***** Reading text *****
The poll quizzed 10,853 active users aged 20–35 Gen Z (20–26) and Millennials (up to 35) from bustling metros, sleepy suburbs, and small-town corners. Everyone surveyed had been swiping seriously for at least three months.

Quackquack founder and CEO Ravi Mittal summed up the mood swing, “Gen Zs are going in total airplane mode this Valentine’s Day… Millennials, on the other hand, are picking up the pace. They are choosing to make an effort and seal the deal on matches they have been courting for a while.”

For 33 per cent of Gen Z daters, 14 February has become a deliberate non-event. They’re hitting pause on new matches and keeping existing chats low-key to sidestep the pressure of instant labels or grand gestures they might not sustain. Five in seven admitted the day triggers comparison anxiety not exactly the vibe for building something real. Nikita, 25, from Delhi, put it bluntly, “I don’t like forced milestones. Just because it’s V-Day doesn’t mean I have to turn my new match into my boyfriend.”

Meanwhile, 6 in 10 Gen Z respondents who aren’t outright fasting are embracing “quiet romance” no gifts, no dates, just gentle check-ins via memes, emojis, and the occasional “thinking of you”. Anshu, 26, explained the logic, “If it’s real, it won’t need a strong hashtag to take over my heart.”
***** Stored records *****
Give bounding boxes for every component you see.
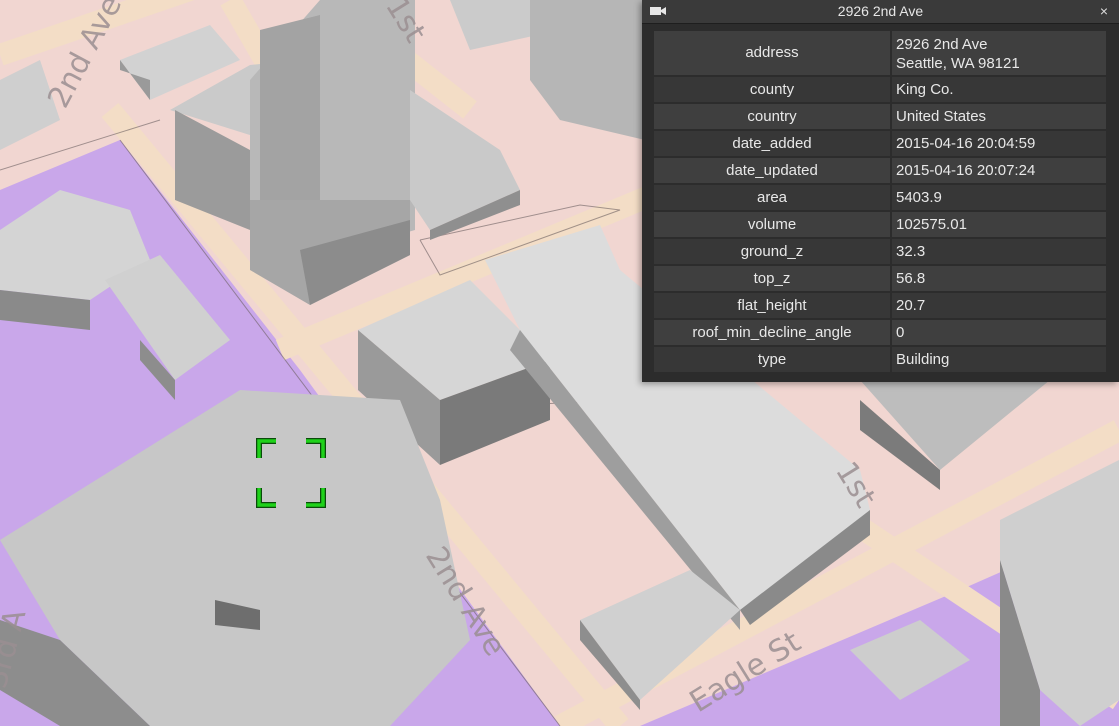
address-line-2: Seattle, WA 98121 xyxy=(896,55,1020,72)
table-row: country United States xyxy=(654,104,1106,129)
attribute-value: 56.8 xyxy=(896,270,926,287)
attribute-key: date_added xyxy=(654,131,892,156)
camera-icon[interactable] xyxy=(650,5,666,17)
attribute-value: King Co. xyxy=(896,81,954,98)
attribute-key: roof_min_decline_angle xyxy=(654,320,892,345)
attribute-value: United States xyxy=(896,108,987,125)
feature-info-panel: 2926 2nd Ave × address 2926 2nd Ave Seat… xyxy=(642,0,1119,382)
table-row: type Building xyxy=(654,347,1106,372)
attribute-table: address 2926 2nd Ave Seattle, WA 98121 c… xyxy=(654,31,1106,374)
attribute-value: 0 xyxy=(896,324,905,341)
table-row: flat_height 20.7 xyxy=(654,293,1106,318)
table-row: volume 102575.01 xyxy=(654,212,1106,237)
attribute-value: 2015-04-16 20:07:24 xyxy=(896,162,1036,179)
table-row: roof_min_decline_angle 0 xyxy=(654,320,1106,345)
attribute-key: area xyxy=(654,185,892,210)
table-row: address 2926 2nd Ave Seattle, WA 98121 xyxy=(654,31,1106,75)
table-row: ground_z 32.3 xyxy=(654,239,1106,264)
table-row: area 5403.9 xyxy=(654,185,1106,210)
attribute-value: 20.7 xyxy=(896,297,926,314)
attribute-key: country xyxy=(654,104,892,129)
address-line-1: 2926 2nd Ave xyxy=(896,36,988,53)
table-row: county King Co. xyxy=(654,77,1106,102)
attribute-key: volume xyxy=(654,212,892,237)
attribute-value: 102575.01 xyxy=(896,216,967,233)
attribute-key: date_updated xyxy=(654,158,892,183)
table-row: top_z 56.8 xyxy=(654,266,1106,291)
table-row: date_updated 2015-04-16 20:07:24 xyxy=(654,158,1106,183)
attribute-value: 2926 2nd Ave Seattle, WA 98121 xyxy=(892,31,1106,75)
panel-titlebar: 2926 2nd Ave × xyxy=(642,0,1119,24)
close-icon[interactable]: × xyxy=(1097,0,1111,23)
attribute-value: Building xyxy=(896,351,950,368)
panel-title: 2926 2nd Ave xyxy=(837,3,924,19)
attribute-key: ground_z xyxy=(654,239,892,264)
attribute-value: 2015-04-16 20:04:59 xyxy=(896,135,1036,152)
focus-reticle-icon xyxy=(256,438,326,508)
table-row: date_added 2015-04-16 20:04:59 xyxy=(654,131,1106,156)
attribute-key: type xyxy=(654,347,892,372)
attribute-value: 5403.9 xyxy=(896,189,942,206)
attribute-value: 32.3 xyxy=(896,243,926,260)
attribute-key: top_z xyxy=(654,266,892,291)
attribute-key: address xyxy=(654,31,892,75)
attribute-key: county xyxy=(654,77,892,102)
attribute-key: flat_height xyxy=(654,293,892,318)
*****
- Problems to work on
1) Translate this sentence from the dating poll text into Spanish: "Everyone surveyed had been swiping seriously for at least three months."
2) Update the stretch of the dating poll text from "The poll quizzed" through "least three months.", replacing "sleepy suburbs" with "quiet suburbs".
3) Summarize the dating poll text in two sentences.

- Results by task
1) Todas las personas encuestadas llevaban al menos tres meses deslizando en serio.

2)
The poll quizzed 10,853 active users aged 20–35 Gen Z (20–26) and Millennials (up to 35) from bustling metros, quiet suburbs, and small-town corners. Everyone surveyed had been swiping seriously for at least three months.

3) A poll of 10,853 active users aged 20–35 found that 33 per cent of Gen Z daters treat 14 February as a deliberate non-event, pausing new matches to avoid pressure, and 6 in 10 Gen Z respondents who aren't fasting prefer a "quiet romance" of memes, emojis, and gentle check-ins. Quackquack's founder and CEO said that Millennials, by contrast, are picking up the pace and making an effort to seal the deal with matches they have been courting.